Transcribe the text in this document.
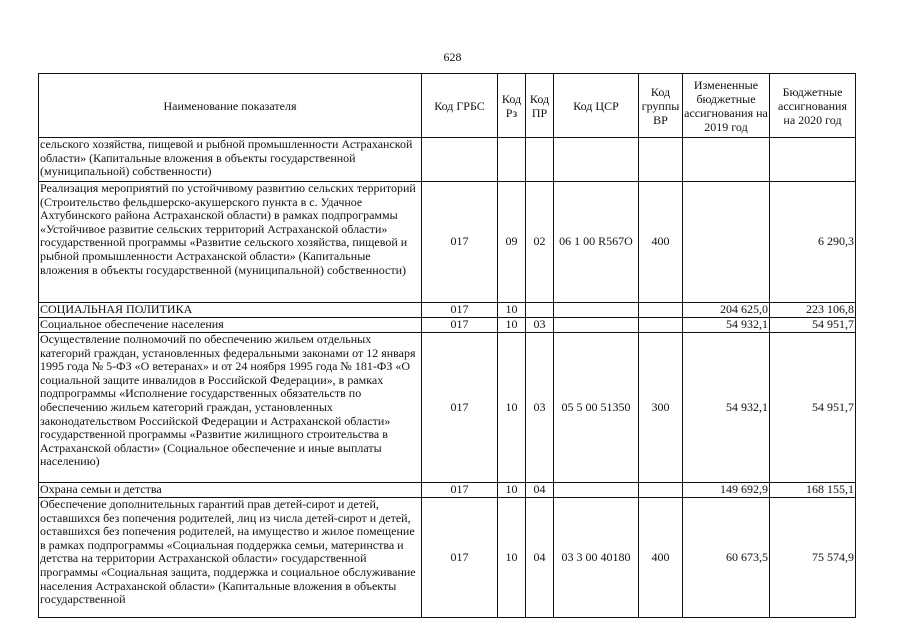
628
Наименование показателя	Код ГРБС	Код Рз	Код ПР	Код ЦСР	Код группы ВР	Измененные бюджетные ассигнования на 2019 год	Бюджетные ассигнования на 2020 год
сельского хозяйства, пищевой и рыбной промышленности Астраханской области» (Капитальные вложения в объекты государственной (муниципальной) собственности)							
Реализация мероприятий по устойчивому развитию сельских территорий (Строительство фельдшерско-акушерского пункта в с. Удачное Ахтубинского района Астраханской области) в рамках подпрограммы «Устойчивое развитие сельских территорий Астраханской области» государственной программы «Развитие сельского хозяйства, пищевой и рыбной промышленности Астраханской области» (Капитальные вложения в объекты государственной (муниципальной) собственности)	017	09	02	06 1 00 R567O	400		6 290,3
СОЦИАЛЬНАЯ ПОЛИТИКА	017	10				204 625,0	223 106,8
Социальное обеспечение населения	017	10	03			54 932,1	54 951,7
Осуществление полномочий по обеспечению жильем отдельных категорий граждан, установленных федеральными законами от 12 января 1995 года № 5-ФЗ «О ветеранах» и от 24 ноября 1995 года № 181-ФЗ «О социальной защите инвалидов в Российской Федерации», в рамках подпрограммы «Исполнение государственных обязательств по обеспечению жильем категорий граждан, установленных законодательством Российской Федерации и Астраханской области» государственной программы «Развитие жилищного строительства в Астраханской области» (Социальное обеспечение и иные выплаты населению)	017	10	03	05 5 00 51350	300	54 932,1	54 951,7
Охрана семьи и детства	017	10	04			149 692,9	168 155,1
Обеспечение дополнительных гарантий прав детей-сирот и детей, оставшихся без попечения родителей, лиц из числа детей-сирот и детей, оставшихся без попечения родителей, на имущество и жилое помещение в рамках подпрограммы «Социальная поддержка семьи, материнства и детства на территории Астраханской области» государственной программы «Социальная защита, поддержка и социальное обслуживание населения Астраханской области» (Капитальные вложения в объекты государственной	017	10	04	03 3 00 40180	400	60 673,5	75 574,9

◆ THE REQUEST
Reproduce every record above exactly, omitting the pictures.

◆ RESULT
Transcribe the text in this document.
628
Наименование показателя	Код ГРБС	Код Рз	Код ПР	Код ЦСР	Код группы ВР	Измененные бюджетные ассигнования на 2019 год	Бюджетные ассигнования на 2020 год
сельского хозяйства, пищевой и рыбной промышленности Астраханской области» (Капитальные вложения в объекты государственной (муниципальной) собственности)							
Реализация мероприятий по устойчивому развитию сельских территорий (Строительство фельдшерско-акушерского пункта в с. Удачное Ахтубинского района Астраханской области) в рамках подпрограммы «Устойчивое развитие сельских территорий Астраханской области» государственной программы «Развитие сельского хозяйства, пищевой и рыбной промышленности Астраханской области» (Капитальные вложения в объекты государственной (муниципальной) собственности)	017	09	02	06 1 00 R567O	400		6 290,3
СОЦИАЛЬНАЯ ПОЛИТИКА	017	10				204 625,0	223 106,8
Социальное обеспечение населения	017	10	03			54 932,1	54 951,7
Осуществление полномочий по обеспечению жильем отдельных категорий граждан, установленных федеральными законами от 12 января 1995 года № 5-ФЗ «О ветеранах» и от 24 ноября 1995 года № 181-ФЗ «О социальной защите инвалидов в Российской Федерации», в рамках подпрограммы «Исполнение государственных обязательств по обеспечению жильем категорий граждан, установленных законодательством Российской Федерации и Астраханской области» государственной программы «Развитие жилищного строительства в Астраханской области» (Социальное обеспечение и иные выплаты населению)	017	10	03	05 5 00 51350	300	54 932,1	54 951,7
Охрана семьи и детства	017	10	04			149 692,9	168 155,1
Обеспечение дополнительных гарантий прав детей-сирот и детей, оставшихся без попечения родителей, лиц из числа детей-сирот и детей, оставшихся без попечения родителей, на имущество и жилое помещение в рамках подпрограммы «Социальная поддержка семьи, материнства и детства на территории Астраханской области» государственной программы «Социальная защита, поддержка и социальное обслуживание населения Астраханской области» (Капитальные вложения в объекты государственной	017	10	04	03 3 00 40180	400	60 673,5	75 574,9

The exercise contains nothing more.